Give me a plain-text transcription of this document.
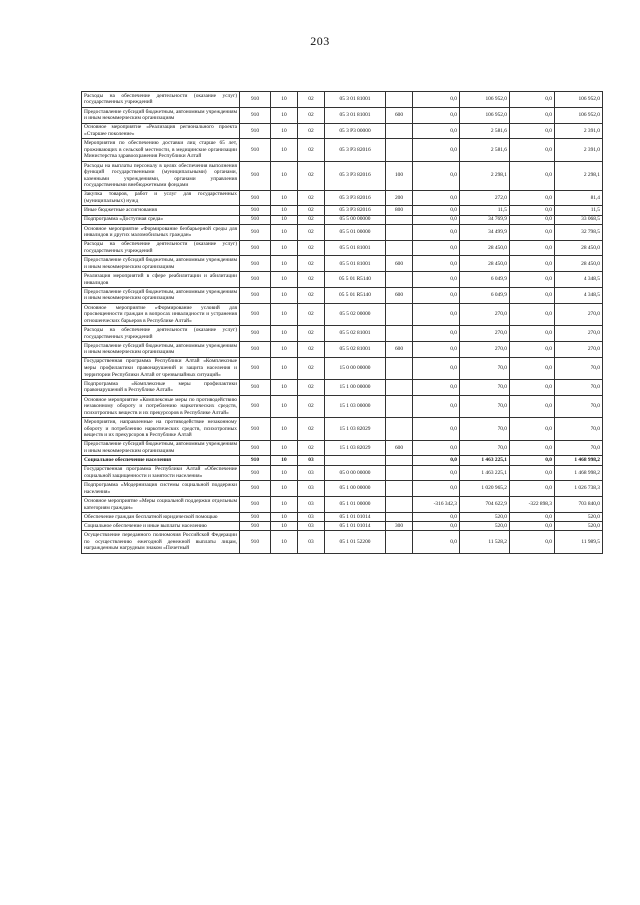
203
Расходы на обеспечение деятельности (оказание услуг) государственных учреждений	910	10	02	05 3 01 81001		0,0	106 952,0	0,0	106 952,0
Предоставление субсидий бюджетным, автономным учреждениям и иным некоммерческим организациям	910	10	02	05 3 01 81001	600	0,0	106 952,0	0,0	106 952,0
Основное мероприятие «Реализация регионального проекта «Старшее поколение»	910	10	02	05 3 P3 00000		0,0	2 581,6	0,0	2 391,0
Мероприятия по обеспечению доставки лиц старше 65 лет, проживающих в сельской местности, в медицинские организации Министерства здравоохранения Республики Алтай	910	10	02	05 3 P3 82016		0,0	2 581,6	0,0	2 391,0
Расходы на выплаты персоналу в целях обеспечения выполнения функций государственными (муниципальными) органами, казенными учреждениями, органами управления государственными внебюджетными фондами	910	10	02	05 3 P3 82016	100	0,0	2 298,1	0,0	2 298,1
Закупка товаров, работ и услуг для государственных (муниципальных) нужд	910	10	02	05 3 P3 82016	200	0,0	272,0	0,0	81,4
Иные бюджетные ассигнования	910	10	02	05 3 P3 82016	800	0,0	11,5	0,0	11,5
Подпрограмма «Доступная среда»	910	10	02	05 5 00 00000		0,0	34 769,9	0,0	33 068,5
Основное мероприятие «Формирование безбарьерной среды для инвалидов и других маломобильных граждан»	910	10	02	05 5 01 00000		0,0	34 499,9	0,0	32 798,5
Расходы на обеспечение деятельности (оказание услуг) государственных учреждений	910	10	02	05 5 01 81001		0,0	28 450,0	0,0	28 450,0
Предоставление субсидий бюджетным, автономным учреждениям и иным некоммерческим организациям	910	10	02	05 5 01 81001	600	0,0	28 450,0	0,0	28 450,0
Реализация мероприятий в сфере реабилитации и абилитации инвалидов	910	10	02	05 5 01 R5140		0,0	6 049,9	0,0	4 348,5
Предоставление субсидий бюджетным, автономным учреждениям и иным некоммерческим организациям	910	10	02	05 5 01 R5140	600	0,0	6 049,9	0,0	4 348,5
Основное мероприятие «Формирование условий для просвещенности граждан в вопросах инвалидности и устранения отношенческих барьеров в Республике Алтай»	910	10	02	05 5 02 00000		0,0	270,0	0,0	270,0
Расходы на обеспечение деятельности (оказание услуг) государственных учреждений	910	10	02	05 5 02 81001		0,0	270,0	0,0	270,0
Предоставление субсидий бюджетным, автономным учреждениям и иным некоммерческим организациям	910	10	02	05 5 02 81001	600	0,0	270,0	0,0	270,0
Государственная программа Республики Алтай «Комплексные меры профилактики правонарушений и защита населения и территории Республики Алтай от чрезвычайных ситуаций»	910	10	02	15 0 00 00000		0,0	70,0	0,0	70,0
Подпрограмма «Комплексные меры профилактики правонарушений в Республике Алтай»	910	10	02	15 1 00 00000		0,0	70,0	0,0	70,0
Основное мероприятие «Комплексные меры по противодействию незаконному обороту и потреблению наркотических средств, психотропных веществ и их прекурсоров в Республике Алтай»	910	10	02	15 1 03 00000		0,0	70,0	0,0	70,0
Мероприятия, направленные на противодействие незаконному обороту и потреблению наркотических средств, психотропных веществ и их прекурсоров в Республике Алтай	910	10	02	15 1 03 82029		0,0	70,0	0,0	70,0
Предоставление субсидий бюджетным, автономным учреждениям и иным некоммерческим организациям	910	10	02	15 1 03 82029	600	0,0	70,0	0,0	70,0
Социальное обеспечение населения	910	10	03			0,0	1 463 225,1	0,0	1 468 998,2
Государственная программа Республики Алтай «Обеспечение социальной защищенности и занятости населения»	910	10	03	05 0 00 00000		0,0	1 463 225,1	0,0	1 468 998,2
Подпрограмма «Модернизация системы социальной поддержки населения»	910	10	03	05 1 00 00000		0,0	1 020 965,2	0,0	1 026 738,3
Основное мероприятие «Меры социальной поддержки отдельным категориям граждан»	910	10	03	05 1 01 00000		-316 342,3	704 622,9	-322 898,3	703 840,0
Обеспечение граждан бесплатной юридической помощью	910	10	03	05 1 01 01014		0,0	520,0	0,0	520,0
Социальное обеспечение и иные выплаты населению	910	10	03	05 1 01 01014	300	0,0	520,0	0,0	520,0
Осуществление переданного полномочия Российской Федерации по осуществлению ежегодной денежной выплаты лицам, награжденным нагрудным знаком «Почетный	910	10	03	05 1 01 52200		0,0	11 528,2	0,0	11 989,5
———
DO THIS: Make an exact copy of the whole listing, but don't bring over any pictures.

ANSWER BELOW:
Give me a plain-text transcription of this document.
203
Расходы на обеспечение деятельности (оказание услуг) государственных учреждений	910	10	02	05 3 01 81001		0,0	106 952,0	0,0	106 952,0
Предоставление субсидий бюджетным, автономным учреждениям и иным некоммерческим организациям	910	10	02	05 3 01 81001	600	0,0	106 952,0	0,0	106 952,0
Основное мероприятие «Реализация регионального проекта «Старшее поколение»	910	10	02	05 3 P3 00000		0,0	2 581,6	0,0	2 391,0
Мероприятия по обеспечению доставки лиц старше 65 лет, проживающих в сельской местности, в медицинские организации Министерства здравоохранения Республики Алтай	910	10	02	05 3 P3 82016		0,0	2 581,6	0,0	2 391,0
Расходы на выплаты персоналу в целях обеспечения выполнения функций государственными (муниципальными) органами, казенными учреждениями, органами управления государственными внебюджетными фондами	910	10	02	05 3 P3 82016	100	0,0	2 298,1	0,0	2 298,1
Закупка товаров, работ и услуг для государственных (муниципальных) нужд	910	10	02	05 3 P3 82016	200	0,0	272,0	0,0	81,4
Иные бюджетные ассигнования	910	10	02	05 3 P3 82016	800	0,0	11,5	0,0	11,5
Подпрограмма «Доступная среда»	910	10	02	05 5 00 00000		0,0	34 769,9	0,0	33 068,5
Основное мероприятие «Формирование безбарьерной среды для инвалидов и других маломобильных граждан»	910	10	02	05 5 01 00000		0,0	34 499,9	0,0	32 798,5
Расходы на обеспечение деятельности (оказание услуг) государственных учреждений	910	10	02	05 5 01 81001		0,0	28 450,0	0,0	28 450,0
Предоставление субсидий бюджетным, автономным учреждениям и иным некоммерческим организациям	910	10	02	05 5 01 81001	600	0,0	28 450,0	0,0	28 450,0
Реализация мероприятий в сфере реабилитации и абилитации инвалидов	910	10	02	05 5 01 R5140		0,0	6 049,9	0,0	4 348,5
Предоставление субсидий бюджетным, автономным учреждениям и иным некоммерческим организациям	910	10	02	05 5 01 R5140	600	0,0	6 049,9	0,0	4 348,5
Основное мероприятие «Формирование условий для просвещенности граждан в вопросах инвалидности и устранения отношенческих барьеров в Республике Алтай»	910	10	02	05 5 02 00000		0,0	270,0	0,0	270,0
Расходы на обеспечение деятельности (оказание услуг) государственных учреждений	910	10	02	05 5 02 81001		0,0	270,0	0,0	270,0
Предоставление субсидий бюджетным, автономным учреждениям и иным некоммерческим организациям	910	10	02	05 5 02 81001	600	0,0	270,0	0,0	270,0
Государственная программа Республики Алтай «Комплексные меры профилактики правонарушений и защита населения и территории Республики Алтай от чрезвычайных ситуаций»	910	10	02	15 0 00 00000		0,0	70,0	0,0	70,0
Подпрограмма «Комплексные меры профилактики правонарушений в Республике Алтай»	910	10	02	15 1 00 00000		0,0	70,0	0,0	70,0
Основное мероприятие «Комплексные меры по противодействию незаконному обороту и потреблению наркотических средств, психотропных веществ и их прекурсоров в Республике Алтай»	910	10	02	15 1 03 00000		0,0	70,0	0,0	70,0
Мероприятия, направленные на противодействие незаконному обороту и потреблению наркотических средств, психотропных веществ и их прекурсоров в Республике Алтай	910	10	02	15 1 03 82029		0,0	70,0	0,0	70,0
Предоставление субсидий бюджетным, автономным учреждениям и иным некоммерческим организациям	910	10	02	15 1 03 82029	600	0,0	70,0	0,0	70,0
Социальное обеспечение населения	910	10	03			0,0	1 463 225,1	0,0	1 468 998,2
Государственная программа Республики Алтай «Обеспечение социальной защищенности и занятости населения»	910	10	03	05 0 00 00000		0,0	1 463 225,1	0,0	1 468 998,2
Подпрограмма «Модернизация системы социальной поддержки населения»	910	10	03	05 1 00 00000		0,0	1 020 965,2	0,0	1 026 738,3
Основное мероприятие «Меры социальной поддержки отдельным категориям граждан»	910	10	03	05 1 01 00000		-316 342,3	704 622,9	-322 898,3	703 840,0
Обеспечение граждан бесплатной юридической помощью	910	10	03	05 1 01 01014		0,0	520,0	0,0	520,0
Социальное обеспечение и иные выплаты населению	910	10	03	05 1 01 01014	300	0,0	520,0	0,0	520,0
Осуществление переданного полномочия Российской Федерации по осуществлению ежегодной денежной выплаты лицам, награжденным нагрудным знаком «Почетный	910	10	03	05 1 01 52200		0,0	11 528,2	0,0	11 989,5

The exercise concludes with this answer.